**The exercise**: Find each line containing the word "name" and report how many there are. Add nothing else.

**Material to process**:
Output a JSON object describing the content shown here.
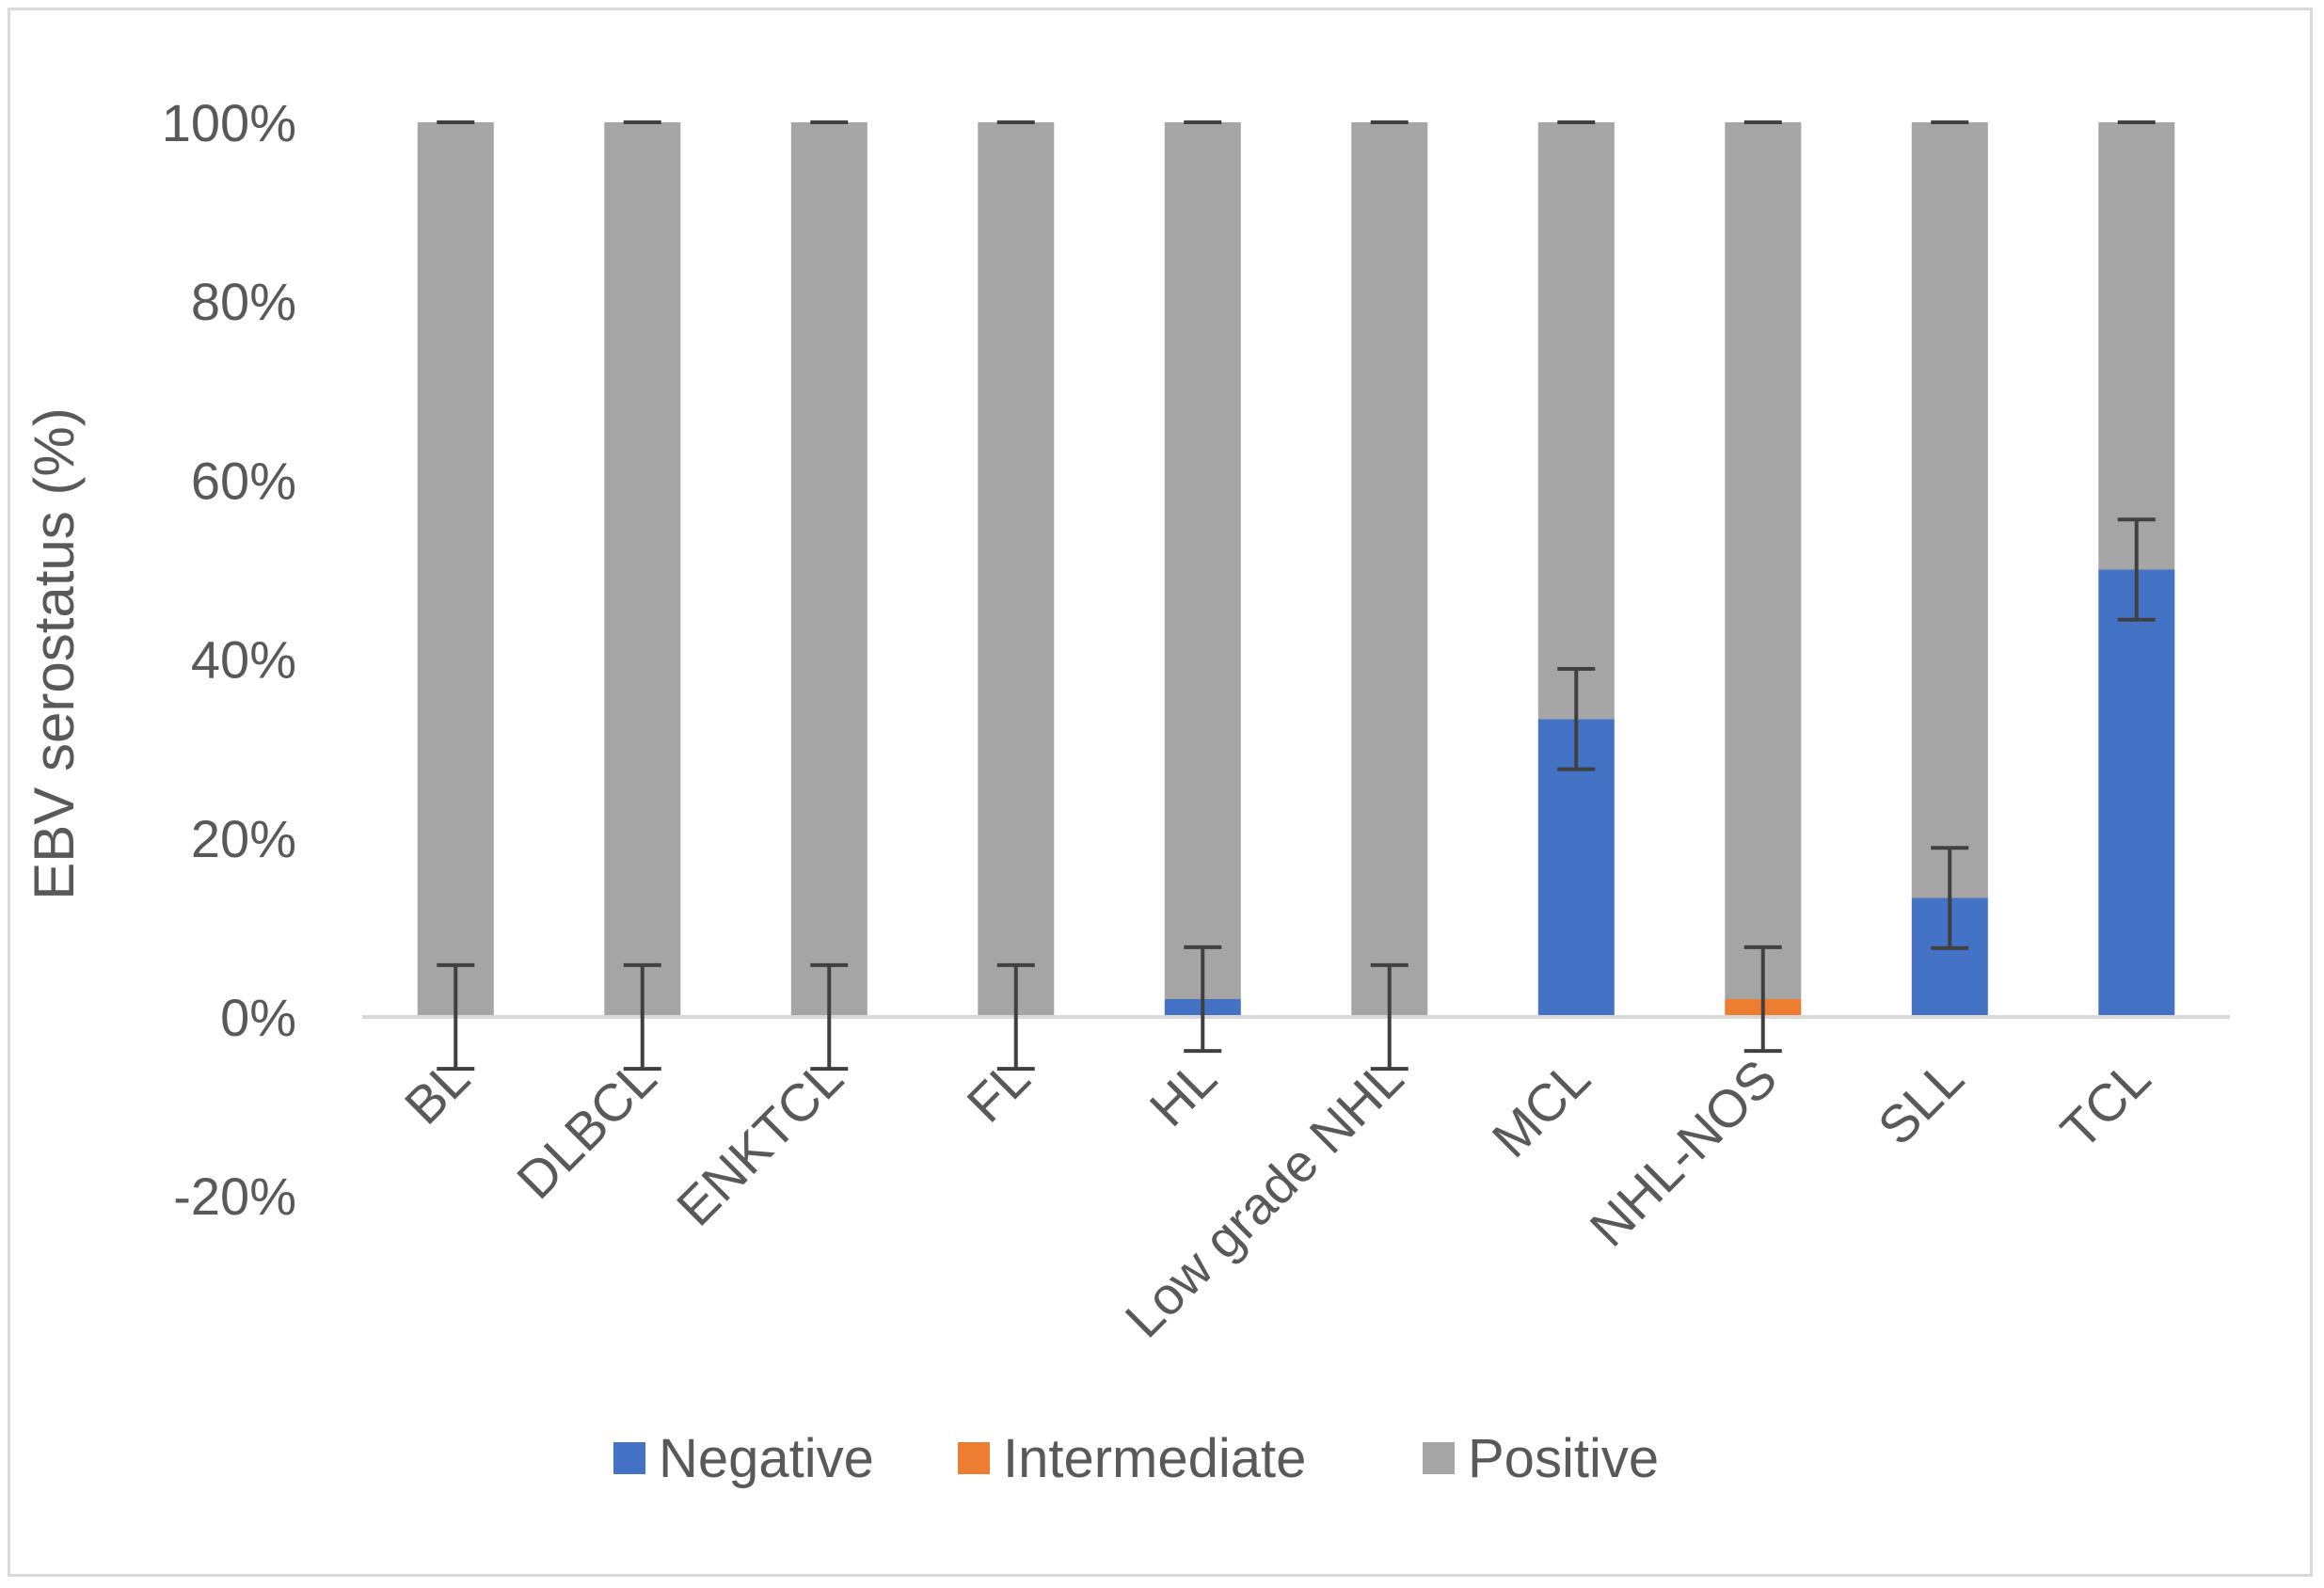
{
  "chart_data": {
    "type": "bar",
    "stacked": true,
    "title": "",
    "xlabel": "",
    "ylabel": "EBV serostatus (%)",
    "ylim": [
      -20,
      100
    ],
    "yticks": [
      -20,
      0,
      20,
      40,
      60,
      80,
      100
    ],
    "ytick_labels": [
      "-20%",
      "0%",
      "20%",
      "40%",
      "60%",
      "80%",
      "100%"
    ],
    "grid": false,
    "legend_position": "bottom",
    "categories": [
      "BL",
      "DLBCL",
      "ENKTCL",
      "FL",
      "HL",
      "Low grade NHL",
      "MCL",
      "NHL-NOS",
      "SLL",
      "TCL"
    ],
    "series": [
      {
        "name": "Negative",
        "color": "#4472c4",
        "values": [
          0,
          0,
          0,
          0,
          2,
          0,
          33.3,
          0,
          13.3,
          50
        ],
        "error": [
          5.8,
          5.8,
          5.8,
          5.8,
          5.8,
          5.8,
          5.6,
          0,
          5.6,
          5.6
        ]
      },
      {
        "name": "Intermediate",
        "color": "#ed7d31",
        "values": [
          0,
          0,
          0,
          0,
          0,
          0,
          0,
          2,
          0,
          0
        ],
        "error": [
          0,
          0,
          0,
          0,
          0,
          0,
          0,
          5.8,
          0,
          0
        ]
      },
      {
        "name": "Positive",
        "color": "#a5a5a5",
        "values": [
          100,
          100,
          100,
          100,
          98,
          100,
          66.7,
          98,
          86.7,
          50
        ],
        "error": [
          0,
          0,
          0,
          0,
          0,
          0,
          0,
          0,
          0,
          0
        ]
      }
    ],
    "error_bar_color": "#404040",
    "axis_color": "#d9d9d9",
    "text_color": "#595959"
  }
}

**Exercise output**: 3